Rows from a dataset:
..........

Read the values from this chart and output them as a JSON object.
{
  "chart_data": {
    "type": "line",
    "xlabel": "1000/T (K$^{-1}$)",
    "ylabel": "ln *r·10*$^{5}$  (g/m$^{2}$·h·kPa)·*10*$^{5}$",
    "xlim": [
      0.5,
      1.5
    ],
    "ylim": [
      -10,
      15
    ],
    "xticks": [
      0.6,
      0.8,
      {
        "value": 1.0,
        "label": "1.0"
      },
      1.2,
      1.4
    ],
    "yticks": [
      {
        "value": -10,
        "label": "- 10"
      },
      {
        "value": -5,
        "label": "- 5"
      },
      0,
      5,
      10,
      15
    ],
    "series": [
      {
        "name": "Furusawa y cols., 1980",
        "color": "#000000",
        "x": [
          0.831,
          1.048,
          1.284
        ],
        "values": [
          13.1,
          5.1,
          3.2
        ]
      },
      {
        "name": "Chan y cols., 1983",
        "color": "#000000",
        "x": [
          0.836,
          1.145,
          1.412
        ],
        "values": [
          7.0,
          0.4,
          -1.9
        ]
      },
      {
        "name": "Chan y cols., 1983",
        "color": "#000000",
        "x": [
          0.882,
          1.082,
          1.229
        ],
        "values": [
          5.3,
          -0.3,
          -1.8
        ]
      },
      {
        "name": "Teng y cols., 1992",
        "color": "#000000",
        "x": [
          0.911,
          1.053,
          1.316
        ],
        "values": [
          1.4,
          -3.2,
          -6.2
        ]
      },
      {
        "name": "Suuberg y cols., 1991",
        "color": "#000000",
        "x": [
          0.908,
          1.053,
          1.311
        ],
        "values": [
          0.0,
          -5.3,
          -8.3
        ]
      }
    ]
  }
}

..........

Job.
All of the entries above should be written out again exactly.

Solution for this problem.
Read the values from this chart and output them as a JSON object.
{
  "chart_data": {
    "type": "line",
    "xlabel": "1000/T (K$^{-1}$)",
    "ylabel": "ln *r·10*$^{5}$  (g/m$^{2}$·h·kPa)·*10*$^{5}$",
    "xlim": [
      0.5,
      1.5
    ],
    "ylim": [
      -10,
      15
    ],
    "xticks": [
      0.6,
      0.8,
      {
        "value": 1.0,
        "label": "1.0"
      },
      1.2,
      1.4
    ],
    "yticks": [
      {
        "value": -10,
        "label": "- 10"
      },
      {
        "value": -5,
        "label": "- 5"
      },
      0,
      5,
      10,
      15
    ],
    "series": [
      {
        "name": "Furusawa y cols., 1980",
        "color": "#000000",
        "x": [
          0.831,
          1.048,
          1.284
        ],
        "values": [
          13.1,
          5.1,
          3.2
        ]
      },
      {
        "name": "Chan y cols., 1983",
        "color": "#000000",
        "x": [
          0.836,
          1.145,
          1.412
        ],
        "values": [
          7.0,
          0.4,
          -1.9
        ]
      },
      {
        "name": "Chan y cols., 1983",
        "color": "#000000",
        "x": [
          0.882,
          1.082,
          1.229
        ],
        "values": [
          5.3,
          -0.3,
          -1.8
        ]
      },
      {
        "name": "Teng y cols., 1992",
        "color": "#000000",
        "x": [
          0.911,
          1.053,
          1.316
        ],
        "values": [
          1.4,
          -3.2,
          -6.2
        ]
      },
      {
        "name": "Suuberg y cols., 1991",
        "color": "#000000",
        "x": [
          0.908,
          1.053,
          1.311
        ],
        "values": [
          0.0,
          -5.3,
          -8.3
        ]
      }
    ]
  }
}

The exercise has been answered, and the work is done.